**Collected data entries**
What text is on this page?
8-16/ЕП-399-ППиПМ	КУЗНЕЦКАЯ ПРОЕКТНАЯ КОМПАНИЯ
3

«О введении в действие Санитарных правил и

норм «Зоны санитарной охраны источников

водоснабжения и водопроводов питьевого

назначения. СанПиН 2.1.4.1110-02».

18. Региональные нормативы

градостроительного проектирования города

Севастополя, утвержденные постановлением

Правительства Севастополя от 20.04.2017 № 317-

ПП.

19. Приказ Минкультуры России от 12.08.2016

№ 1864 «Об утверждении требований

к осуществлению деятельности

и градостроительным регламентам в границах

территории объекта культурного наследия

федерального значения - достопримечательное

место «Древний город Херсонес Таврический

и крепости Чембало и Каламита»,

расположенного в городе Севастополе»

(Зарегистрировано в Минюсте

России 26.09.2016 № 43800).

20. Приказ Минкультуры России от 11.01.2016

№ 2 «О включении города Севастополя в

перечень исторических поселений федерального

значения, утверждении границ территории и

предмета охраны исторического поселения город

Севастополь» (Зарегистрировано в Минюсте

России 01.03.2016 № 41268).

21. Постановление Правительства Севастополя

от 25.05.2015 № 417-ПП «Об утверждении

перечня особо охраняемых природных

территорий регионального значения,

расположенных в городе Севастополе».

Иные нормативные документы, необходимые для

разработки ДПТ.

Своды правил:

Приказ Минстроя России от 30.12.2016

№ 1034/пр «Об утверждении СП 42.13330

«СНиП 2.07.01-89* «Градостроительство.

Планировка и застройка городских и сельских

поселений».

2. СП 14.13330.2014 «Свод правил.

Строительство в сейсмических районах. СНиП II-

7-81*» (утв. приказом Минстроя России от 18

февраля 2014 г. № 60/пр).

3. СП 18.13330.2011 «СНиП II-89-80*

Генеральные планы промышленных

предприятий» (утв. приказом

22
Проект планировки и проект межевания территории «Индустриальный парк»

**What you are asked to do**
Your task is to repeat the data exactly; please include every line.

**Result of the exercise**
What text is on this page?
8-16/ЕП-399-ППиПМ	КУЗНЕЦКАЯ ПРОЕКТНАЯ КОМПАНИЯ
3

«О введении в действие Санитарных правил и

норм «Зоны санитарной охраны источников

водоснабжения и водопроводов питьевого

назначения. СанПиН 2.1.4.1110-02».

18. Региональные нормативы

градостроительного проектирования города

Севастополя, утвержденные постановлением

Правительства Севастополя от 20.04.2017 № 317-

ПП.

19. Приказ Минкультуры России от 12.08.2016

№ 1864 «Об утверждении требований

к осуществлению деятельности

и градостроительным регламентам в границах

территории объекта культурного наследия

федерального значения - достопримечательное

место «Древний город Херсонес Таврический

и крепости Чембало и Каламита»,

расположенного в городе Севастополе»

(Зарегистрировано в Минюсте

России 26.09.2016 № 43800).

20. Приказ Минкультуры России от 11.01.2016

№ 2 «О включении города Севастополя в

перечень исторических поселений федерального

значения, утверждении границ территории и

предмета охраны исторического поселения город

Севастополь» (Зарегистрировано в Минюсте

России 01.03.2016 № 41268).

21. Постановление Правительства Севастополя

от 25.05.2015 № 417-ПП «Об утверждении

перечня особо охраняемых природных

территорий регионального значения,

расположенных в городе Севастополе».

Иные нормативные документы, необходимые для

разработки ДПТ.

Своды правил:

Приказ Минстроя России от 30.12.2016

№ 1034/пр «Об утверждении СП 42.13330

«СНиП 2.07.01-89* «Градостроительство.

Планировка и застройка городских и сельских

поселений».

2. СП 14.13330.2014 «Свод правил.

Строительство в сейсмических районах. СНиП II-

7-81*» (утв. приказом Минстроя России от 18

февраля 2014 г. № 60/пр).

3. СП 18.13330.2011 «СНиП II-89-80*

Генеральные планы промышленных

предприятий» (утв. приказом

22
Проект планировки и проект межевания территории «Индустриальный парк»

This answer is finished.